**Written problem:** Change "bounding boxes" to "box coordinates" in the part that opens with the line containing "Identify all the" and closes with the line containing "edge-label-e4: Согласиена оплату", keeping everything else identical. Return only those lines and leave out the picture.
Start of Data provided
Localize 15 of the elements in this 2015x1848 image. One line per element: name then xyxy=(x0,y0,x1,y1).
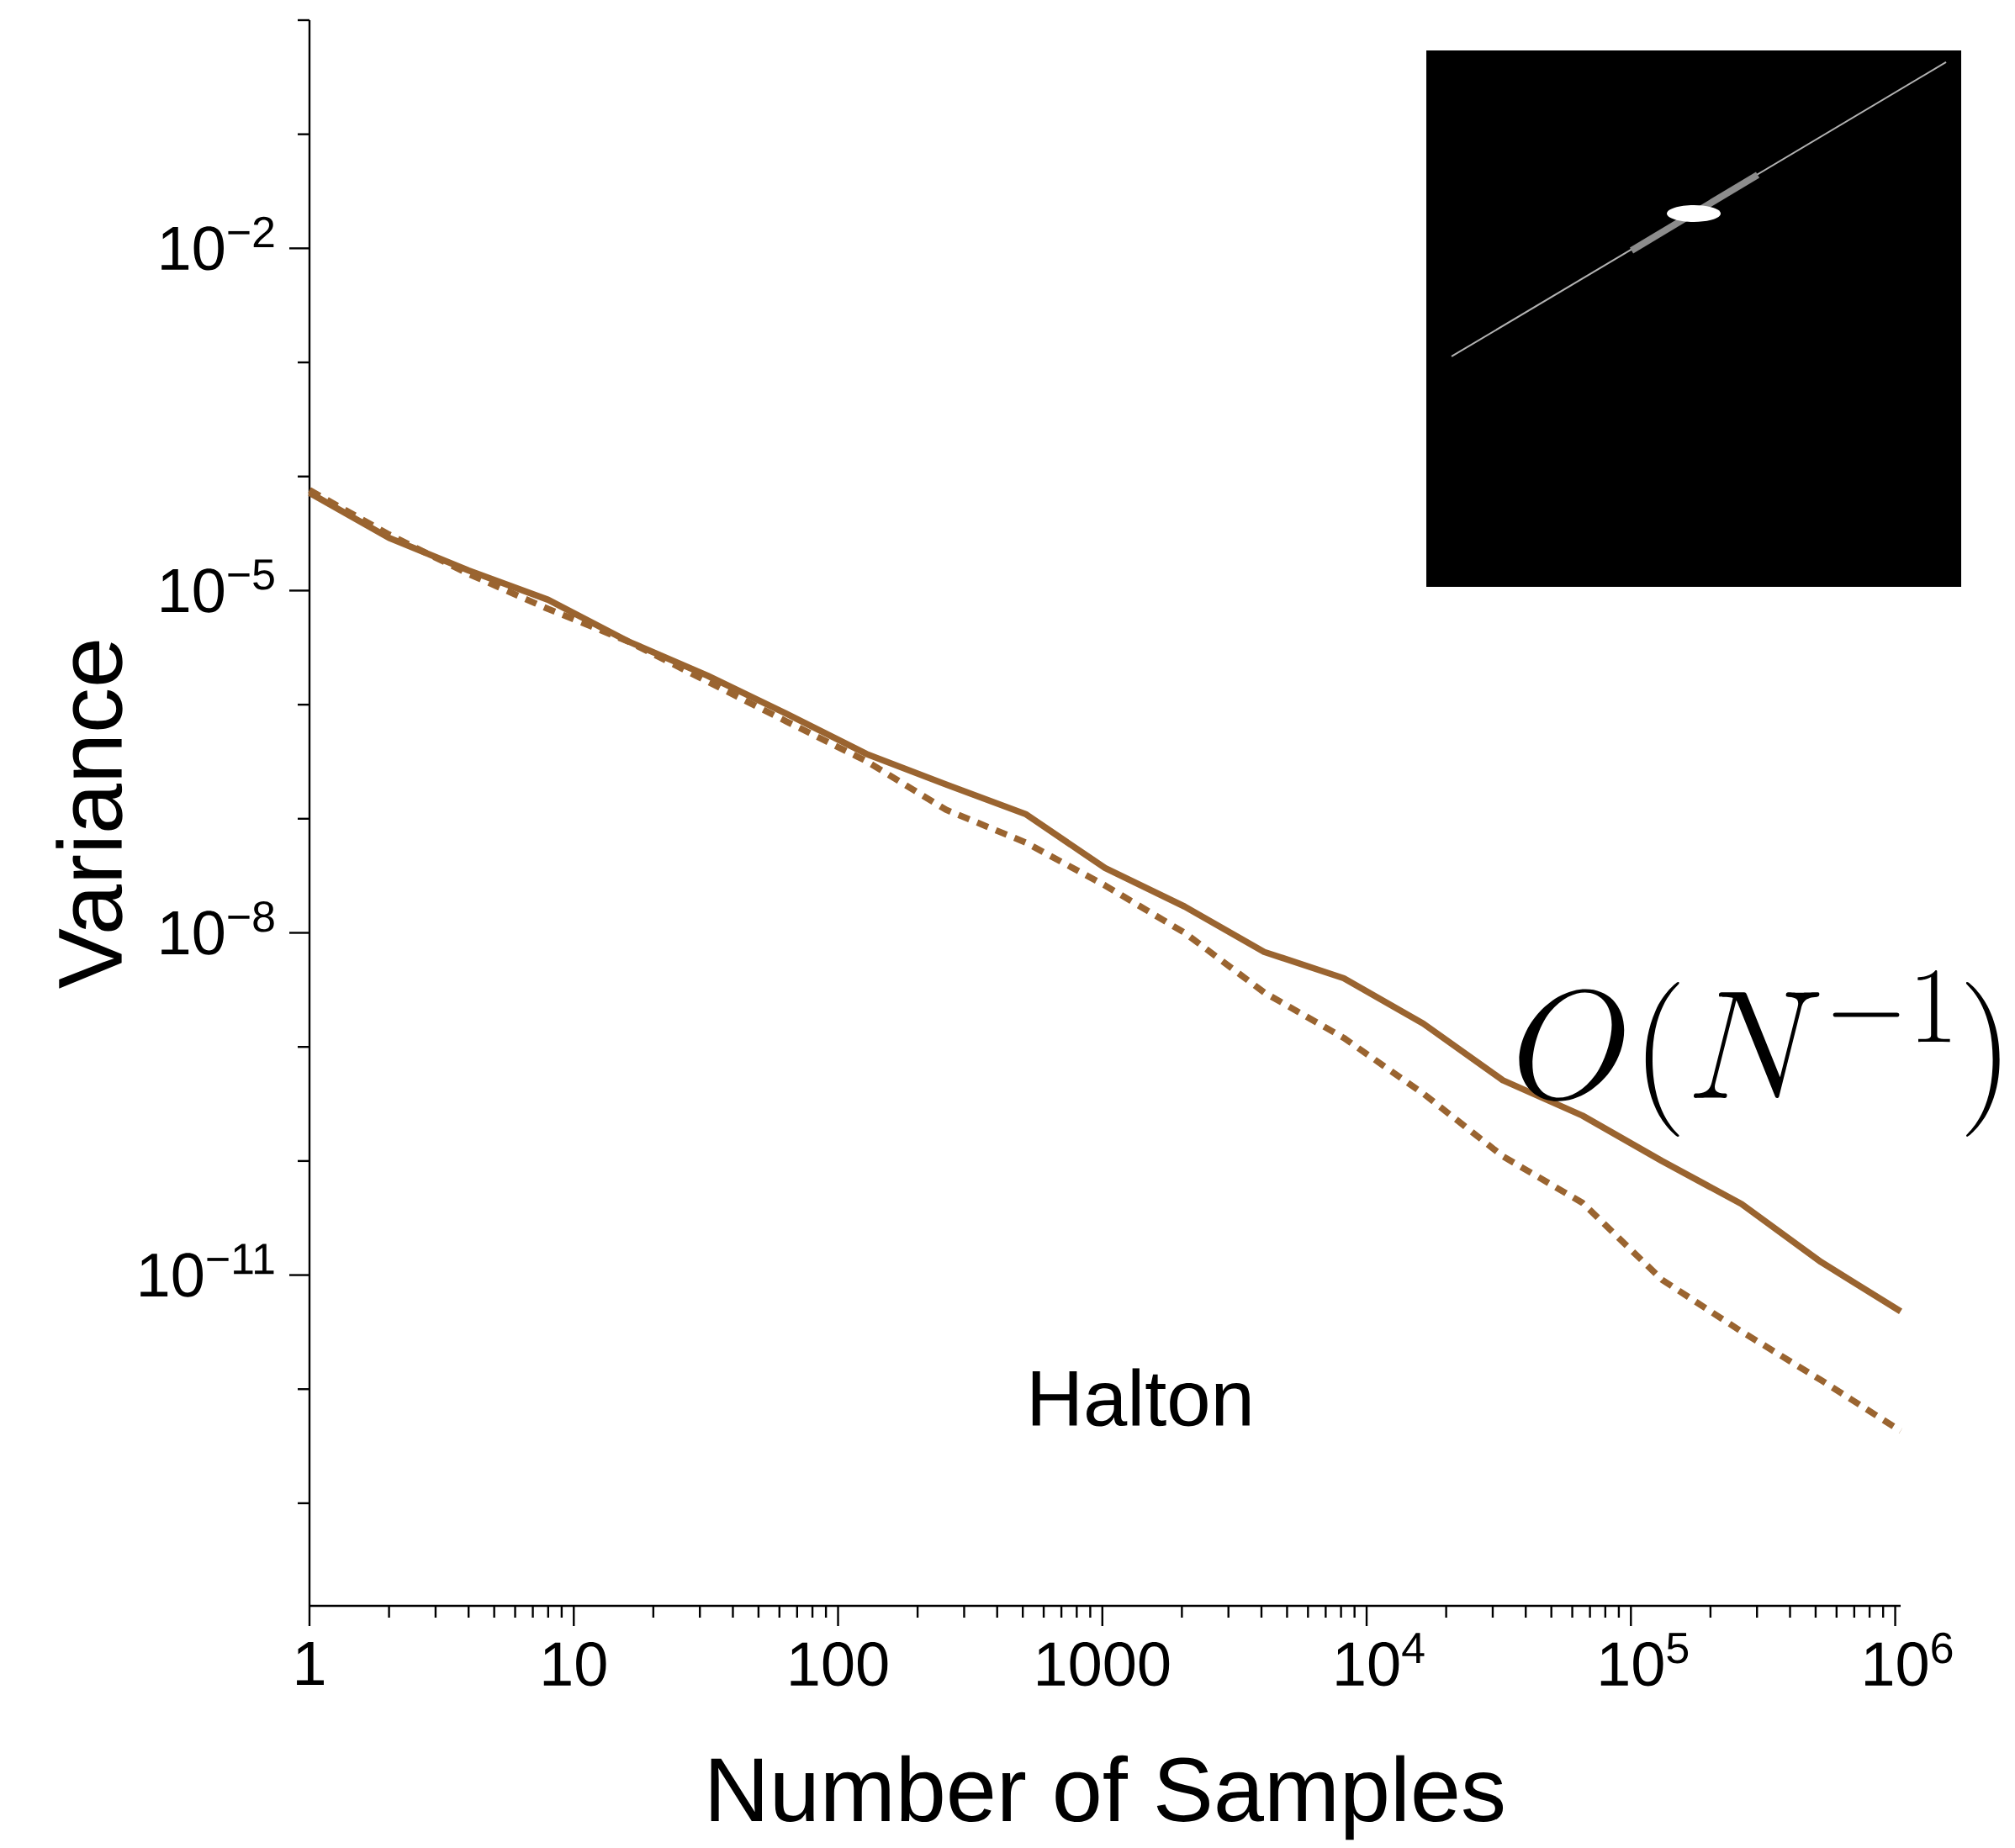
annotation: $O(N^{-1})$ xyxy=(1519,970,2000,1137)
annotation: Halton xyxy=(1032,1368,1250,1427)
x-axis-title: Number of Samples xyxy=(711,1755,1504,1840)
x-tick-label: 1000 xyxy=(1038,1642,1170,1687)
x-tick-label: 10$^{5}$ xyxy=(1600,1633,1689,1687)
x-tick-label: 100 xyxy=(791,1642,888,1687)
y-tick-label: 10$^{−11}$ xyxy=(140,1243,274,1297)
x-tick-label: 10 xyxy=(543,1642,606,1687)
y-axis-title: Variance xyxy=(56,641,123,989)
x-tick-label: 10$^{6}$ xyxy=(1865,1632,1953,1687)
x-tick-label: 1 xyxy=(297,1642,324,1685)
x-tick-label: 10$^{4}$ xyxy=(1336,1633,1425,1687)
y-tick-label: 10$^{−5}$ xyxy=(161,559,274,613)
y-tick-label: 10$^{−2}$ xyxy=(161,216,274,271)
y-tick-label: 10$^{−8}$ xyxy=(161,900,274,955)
End of Data provided
Start of Data provided
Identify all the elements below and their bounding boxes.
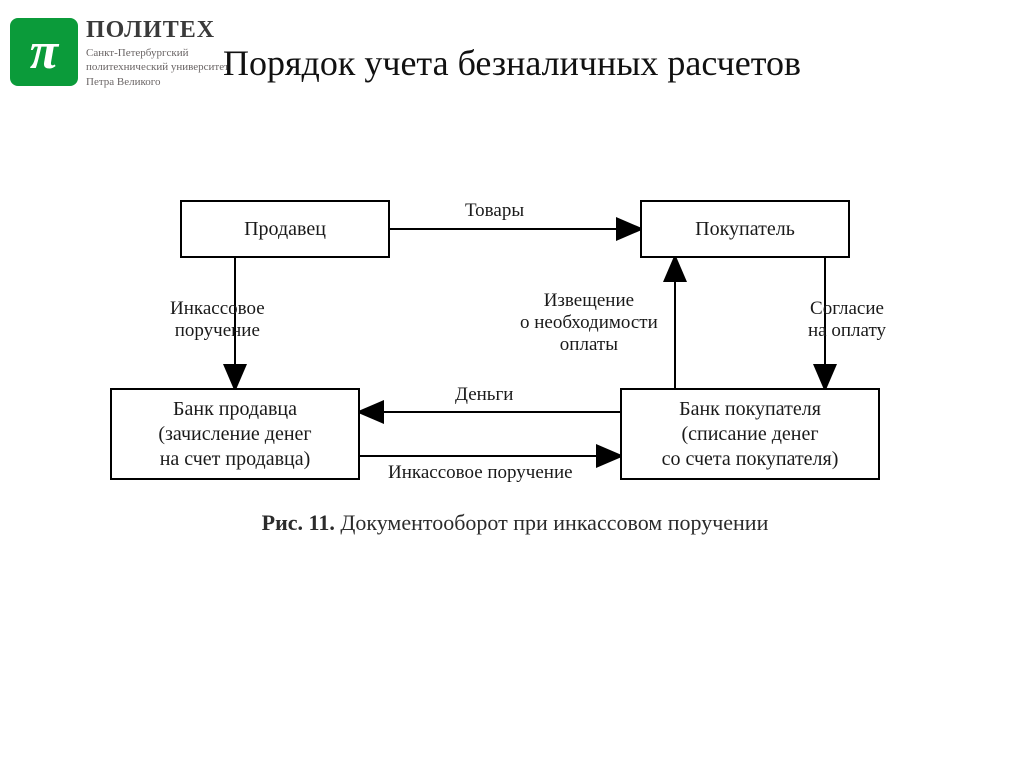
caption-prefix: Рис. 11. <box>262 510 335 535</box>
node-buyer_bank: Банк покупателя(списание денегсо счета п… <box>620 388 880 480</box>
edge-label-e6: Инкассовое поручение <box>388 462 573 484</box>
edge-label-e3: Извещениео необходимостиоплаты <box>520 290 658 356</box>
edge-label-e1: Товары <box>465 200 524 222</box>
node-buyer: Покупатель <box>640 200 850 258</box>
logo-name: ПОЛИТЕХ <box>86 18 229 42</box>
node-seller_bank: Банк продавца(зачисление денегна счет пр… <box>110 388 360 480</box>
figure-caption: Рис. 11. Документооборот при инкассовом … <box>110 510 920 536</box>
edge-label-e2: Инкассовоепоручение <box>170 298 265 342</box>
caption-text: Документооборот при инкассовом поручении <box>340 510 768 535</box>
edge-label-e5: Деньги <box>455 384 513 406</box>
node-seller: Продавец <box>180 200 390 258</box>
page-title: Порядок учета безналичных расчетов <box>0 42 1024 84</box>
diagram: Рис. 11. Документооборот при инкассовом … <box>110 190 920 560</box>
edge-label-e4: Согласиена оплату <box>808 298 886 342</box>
End of Data provided
**Output of the task:**
Identify all the elements below and their box coordinates.
caption-prefix: Рис. 11. <box>262 510 335 535</box>
node-buyer_bank: Банк покупателя(списание денегсо счета п… <box>620 388 880 480</box>
edge-label-e6: Инкассовое поручение <box>388 462 573 484</box>
edge-label-e3: Извещениео необходимостиоплаты <box>520 290 658 356</box>
edge-label-e1: Товары <box>465 200 524 222</box>
node-buyer: Покупатель <box>640 200 850 258</box>
logo-name: ПОЛИТЕХ <box>86 18 229 42</box>
node-seller_bank: Банк продавца(зачисление денегна счет пр… <box>110 388 360 480</box>
figure-caption: Рис. 11. Документооборот при инкассовом … <box>110 510 920 536</box>
edge-label-e2: Инкассовоепоручение <box>170 298 265 342</box>
caption-text: Документооборот при инкассовом поручении <box>340 510 768 535</box>
edge-label-e5: Деньги <box>455 384 513 406</box>
node-seller: Продавец <box>180 200 390 258</box>
page-title: Порядок учета безналичных расчетов <box>0 42 1024 84</box>
diagram: Рис. 11. Документооборот при инкассовом … <box>110 190 920 560</box>
edge-label-e4: Согласиена оплату <box>808 298 886 342</box>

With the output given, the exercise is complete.